§ What you have to do
The data must be written out once more, precisely as given.

[Extracted records]
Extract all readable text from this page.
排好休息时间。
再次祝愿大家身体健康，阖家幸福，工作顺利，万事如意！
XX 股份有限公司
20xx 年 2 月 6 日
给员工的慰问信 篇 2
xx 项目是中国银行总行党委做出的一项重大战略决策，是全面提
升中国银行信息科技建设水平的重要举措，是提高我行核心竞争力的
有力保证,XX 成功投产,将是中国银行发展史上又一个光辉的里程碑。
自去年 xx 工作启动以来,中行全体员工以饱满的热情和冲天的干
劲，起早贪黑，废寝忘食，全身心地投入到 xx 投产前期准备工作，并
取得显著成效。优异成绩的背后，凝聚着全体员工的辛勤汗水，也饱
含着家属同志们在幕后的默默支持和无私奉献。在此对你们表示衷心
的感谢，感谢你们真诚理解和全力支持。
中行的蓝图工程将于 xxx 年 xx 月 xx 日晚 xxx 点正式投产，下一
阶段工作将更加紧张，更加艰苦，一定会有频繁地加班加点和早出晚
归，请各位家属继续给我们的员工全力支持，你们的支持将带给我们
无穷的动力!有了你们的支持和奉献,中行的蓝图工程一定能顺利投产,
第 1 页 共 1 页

§ Exercise output
Extract all readable text from this page.
排好休息时间。
再次祝愿大家身体健康，阖家幸福，工作顺利，万事如意！
XX 股份有限公司
20xx 年 2 月 6 日
给员工的慰问信 篇 2
xx 项目是中国银行总行党委做出的一项重大战略决策，是全面提
升中国银行信息科技建设水平的重要举措，是提高我行核心竞争力的
有力保证,XX 成功投产,将是中国银行发展史上又一个光辉的里程碑。
自去年 xx 工作启动以来,中行全体员工以饱满的热情和冲天的干
劲，起早贪黑，废寝忘食，全身心地投入到 xx 投产前期准备工作，并
取得显著成效。优异成绩的背后，凝聚着全体员工的辛勤汗水，也饱
含着家属同志们在幕后的默默支持和无私奉献。在此对你们表示衷心
的感谢，感谢你们真诚理解和全力支持。
中行的蓝图工程将于 xxx 年 xx 月 xx 日晚 xxx 点正式投产，下一
阶段工作将更加紧张，更加艰苦，一定会有频繁地加班加点和早出晚
归，请各位家属继续给我们的员工全力支持，你们的支持将带给我们
无穷的动力!有了你们的支持和奉献,中行的蓝图工程一定能顺利投产,
第 1 页 共 1 页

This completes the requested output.